(Entries from a dataset)
· · · · ·

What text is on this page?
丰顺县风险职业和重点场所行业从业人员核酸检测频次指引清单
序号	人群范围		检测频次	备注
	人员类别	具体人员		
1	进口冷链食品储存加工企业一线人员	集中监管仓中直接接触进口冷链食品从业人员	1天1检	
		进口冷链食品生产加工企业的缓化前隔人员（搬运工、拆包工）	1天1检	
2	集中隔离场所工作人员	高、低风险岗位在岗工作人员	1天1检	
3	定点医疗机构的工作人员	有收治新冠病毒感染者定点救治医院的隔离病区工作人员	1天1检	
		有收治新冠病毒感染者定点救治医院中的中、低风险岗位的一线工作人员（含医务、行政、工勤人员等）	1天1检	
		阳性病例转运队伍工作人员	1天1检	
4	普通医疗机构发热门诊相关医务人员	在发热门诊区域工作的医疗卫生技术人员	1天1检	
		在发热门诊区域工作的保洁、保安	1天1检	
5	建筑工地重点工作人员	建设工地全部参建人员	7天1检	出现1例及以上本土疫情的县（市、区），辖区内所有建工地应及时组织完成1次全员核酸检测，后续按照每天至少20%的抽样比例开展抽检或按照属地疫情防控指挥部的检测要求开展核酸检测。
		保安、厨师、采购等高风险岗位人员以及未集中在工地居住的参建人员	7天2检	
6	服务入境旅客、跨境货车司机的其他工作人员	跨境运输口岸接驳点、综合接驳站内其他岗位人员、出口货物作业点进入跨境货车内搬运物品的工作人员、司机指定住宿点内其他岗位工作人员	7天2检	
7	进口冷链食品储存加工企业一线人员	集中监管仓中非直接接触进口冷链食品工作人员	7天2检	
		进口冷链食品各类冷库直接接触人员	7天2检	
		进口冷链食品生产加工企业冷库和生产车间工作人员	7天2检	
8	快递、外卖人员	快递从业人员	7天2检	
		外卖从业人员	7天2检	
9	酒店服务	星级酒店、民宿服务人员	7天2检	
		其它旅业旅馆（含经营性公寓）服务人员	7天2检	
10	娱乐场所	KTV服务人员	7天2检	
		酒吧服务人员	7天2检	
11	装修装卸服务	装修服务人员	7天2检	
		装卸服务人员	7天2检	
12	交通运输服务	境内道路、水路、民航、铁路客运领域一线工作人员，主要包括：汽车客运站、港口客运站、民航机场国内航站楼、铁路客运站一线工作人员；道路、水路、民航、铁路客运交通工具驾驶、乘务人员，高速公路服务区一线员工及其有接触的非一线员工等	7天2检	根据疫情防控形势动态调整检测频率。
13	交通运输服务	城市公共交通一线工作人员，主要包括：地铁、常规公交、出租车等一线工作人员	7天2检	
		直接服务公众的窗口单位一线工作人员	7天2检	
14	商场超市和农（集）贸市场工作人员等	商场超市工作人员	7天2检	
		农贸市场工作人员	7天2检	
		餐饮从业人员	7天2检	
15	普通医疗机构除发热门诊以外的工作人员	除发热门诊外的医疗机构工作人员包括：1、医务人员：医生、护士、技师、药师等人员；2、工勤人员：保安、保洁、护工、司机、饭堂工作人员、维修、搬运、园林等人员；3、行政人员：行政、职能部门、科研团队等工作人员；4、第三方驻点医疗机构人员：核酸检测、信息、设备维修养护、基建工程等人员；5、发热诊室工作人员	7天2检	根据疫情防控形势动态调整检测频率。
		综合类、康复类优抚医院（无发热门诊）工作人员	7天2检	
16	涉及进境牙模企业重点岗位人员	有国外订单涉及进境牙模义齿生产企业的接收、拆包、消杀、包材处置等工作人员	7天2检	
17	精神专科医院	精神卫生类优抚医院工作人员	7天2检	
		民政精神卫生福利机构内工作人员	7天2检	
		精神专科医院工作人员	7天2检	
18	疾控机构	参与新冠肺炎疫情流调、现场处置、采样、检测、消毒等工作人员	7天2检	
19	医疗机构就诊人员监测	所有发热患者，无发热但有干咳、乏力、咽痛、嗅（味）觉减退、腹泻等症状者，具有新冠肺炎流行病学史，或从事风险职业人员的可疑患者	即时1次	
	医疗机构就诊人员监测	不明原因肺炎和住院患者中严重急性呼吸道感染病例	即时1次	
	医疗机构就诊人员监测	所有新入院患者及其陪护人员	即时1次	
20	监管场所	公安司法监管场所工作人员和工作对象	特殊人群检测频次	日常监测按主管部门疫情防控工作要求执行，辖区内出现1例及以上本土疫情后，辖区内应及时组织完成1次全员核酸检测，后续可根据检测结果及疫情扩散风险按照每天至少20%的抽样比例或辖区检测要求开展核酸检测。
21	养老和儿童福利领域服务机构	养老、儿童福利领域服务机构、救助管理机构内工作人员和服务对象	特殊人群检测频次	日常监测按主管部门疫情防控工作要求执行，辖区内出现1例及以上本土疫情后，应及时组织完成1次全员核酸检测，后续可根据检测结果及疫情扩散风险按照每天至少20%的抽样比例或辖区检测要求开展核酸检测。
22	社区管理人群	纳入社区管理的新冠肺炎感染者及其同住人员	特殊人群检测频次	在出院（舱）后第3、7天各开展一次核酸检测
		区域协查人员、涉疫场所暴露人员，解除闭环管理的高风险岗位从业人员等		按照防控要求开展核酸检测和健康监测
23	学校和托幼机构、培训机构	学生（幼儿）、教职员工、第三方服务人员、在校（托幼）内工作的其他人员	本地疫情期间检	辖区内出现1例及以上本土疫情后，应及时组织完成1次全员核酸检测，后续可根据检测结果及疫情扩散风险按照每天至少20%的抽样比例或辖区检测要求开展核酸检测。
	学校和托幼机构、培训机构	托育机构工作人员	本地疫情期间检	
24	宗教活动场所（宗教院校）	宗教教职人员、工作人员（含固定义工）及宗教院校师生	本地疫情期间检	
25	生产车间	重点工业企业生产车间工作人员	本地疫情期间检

· · · · ·

What is asked -
All records above must be set down exactly, please.

Solved problem -
What text is on this page?
丰顺县风险职业和重点场所行业从业人员核酸检测频次指引清单
序号	人群范围		检测频次	备注
	人员类别	具体人员		
1	进口冷链食品储存加工企业一线人员	集中监管仓中直接接触进口冷链食品从业人员	1天1检	
		进口冷链食品生产加工企业的缓化前隔人员（搬运工、拆包工）	1天1检	
2	集中隔离场所工作人员	高、低风险岗位在岗工作人员	1天1检	
3	定点医疗机构的工作人员	有收治新冠病毒感染者定点救治医院的隔离病区工作人员	1天1检	
		有收治新冠病毒感染者定点救治医院中的中、低风险岗位的一线工作人员（含医务、行政、工勤人员等）	1天1检	
		阳性病例转运队伍工作人员	1天1检	
4	普通医疗机构发热门诊相关医务人员	在发热门诊区域工作的医疗卫生技术人员	1天1检	
		在发热门诊区域工作的保洁、保安	1天1检	
5	建筑工地重点工作人员	建设工地全部参建人员	7天1检	出现1例及以上本土疫情的县（市、区），辖区内所有建工地应及时组织完成1次全员核酸检测，后续按照每天至少20%的抽样比例开展抽检或按照属地疫情防控指挥部的检测要求开展核酸检测。
		保安、厨师、采购等高风险岗位人员以及未集中在工地居住的参建人员	7天2检	
6	服务入境旅客、跨境货车司机的其他工作人员	跨境运输口岸接驳点、综合接驳站内其他岗位人员、出口货物作业点进入跨境货车内搬运物品的工作人员、司机指定住宿点内其他岗位工作人员	7天2检	
7	进口冷链食品储存加工企业一线人员	集中监管仓中非直接接触进口冷链食品工作人员	7天2检	
		进口冷链食品各类冷库直接接触人员	7天2检	
		进口冷链食品生产加工企业冷库和生产车间工作人员	7天2检	
8	快递、外卖人员	快递从业人员	7天2检	
		外卖从业人员	7天2检	
9	酒店服务	星级酒店、民宿服务人员	7天2检	
		其它旅业旅馆（含经营性公寓）服务人员	7天2检	
10	娱乐场所	KTV服务人员	7天2检	
		酒吧服务人员	7天2检	
11	装修装卸服务	装修服务人员	7天2检	
		装卸服务人员	7天2检	
12	交通运输服务	境内道路、水路、民航、铁路客运领域一线工作人员，主要包括：汽车客运站、港口客运站、民航机场国内航站楼、铁路客运站一线工作人员；道路、水路、民航、铁路客运交通工具驾驶、乘务人员，高速公路服务区一线员工及其有接触的非一线员工等	7天2检	根据疫情防控形势动态调整检测频率。
13	交通运输服务	城市公共交通一线工作人员，主要包括：地铁、常规公交、出租车等一线工作人员	7天2检	
		直接服务公众的窗口单位一线工作人员	7天2检	
14	商场超市和农（集）贸市场工作人员等	商场超市工作人员	7天2检	
		农贸市场工作人员	7天2检	
		餐饮从业人员	7天2检	
15	普通医疗机构除发热门诊以外的工作人员	除发热门诊外的医疗机构工作人员包括：1、医务人员：医生、护士、技师、药师等人员；2、工勤人员：保安、保洁、护工、司机、饭堂工作人员、维修、搬运、园林等人员；3、行政人员：行政、职能部门、科研团队等工作人员；4、第三方驻点医疗机构人员：核酸检测、信息、设备维修养护、基建工程等人员；5、发热诊室工作人员	7天2检	根据疫情防控形势动态调整检测频率。
		综合类、康复类优抚医院（无发热门诊）工作人员	7天2检	
16	涉及进境牙模企业重点岗位人员	有国外订单涉及进境牙模义齿生产企业的接收、拆包、消杀、包材处置等工作人员	7天2检	
17	精神专科医院	精神卫生类优抚医院工作人员	7天2检	
		民政精神卫生福利机构内工作人员	7天2检	
		精神专科医院工作人员	7天2检	
18	疾控机构	参与新冠肺炎疫情流调、现场处置、采样、检测、消毒等工作人员	7天2检	
19	医疗机构就诊人员监测	所有发热患者，无发热但有干咳、乏力、咽痛、嗅（味）觉减退、腹泻等症状者，具有新冠肺炎流行病学史，或从事风险职业人员的可疑患者	即时1次	
	医疗机构就诊人员监测	不明原因肺炎和住院患者中严重急性呼吸道感染病例	即时1次	
	医疗机构就诊人员监测	所有新入院患者及其陪护人员	即时1次	
20	监管场所	公安司法监管场所工作人员和工作对象	特殊人群检测频次	日常监测按主管部门疫情防控工作要求执行，辖区内出现1例及以上本土疫情后，辖区内应及时组织完成1次全员核酸检测，后续可根据检测结果及疫情扩散风险按照每天至少20%的抽样比例或辖区检测要求开展核酸检测。
21	养老和儿童福利领域服务机构	养老、儿童福利领域服务机构、救助管理机构内工作人员和服务对象	特殊人群检测频次	日常监测按主管部门疫情防控工作要求执行，辖区内出现1例及以上本土疫情后，应及时组织完成1次全员核酸检测，后续可根据检测结果及疫情扩散风险按照每天至少20%的抽样比例或辖区检测要求开展核酸检测。
22	社区管理人群	纳入社区管理的新冠肺炎感染者及其同住人员	特殊人群检测频次	在出院（舱）后第3、7天各开展一次核酸检测
		区域协查人员、涉疫场所暴露人员，解除闭环管理的高风险岗位从业人员等		按照防控要求开展核酸检测和健康监测
23	学校和托幼机构、培训机构	学生（幼儿）、教职员工、第三方服务人员、在校（托幼）内工作的其他人员	本地疫情期间检	辖区内出现1例及以上本土疫情后，应及时组织完成1次全员核酸检测，后续可根据检测结果及疫情扩散风险按照每天至少20%的抽样比例或辖区检测要求开展核酸检测。
	学校和托幼机构、培训机构	托育机构工作人员	本地疫情期间检	
24	宗教活动场所（宗教院校）	宗教教职人员、工作人员（含固定义工）及宗教院校师生	本地疫情期间检	
25	生产车间	重点工业企业生产车间工作人员	本地疫情期间检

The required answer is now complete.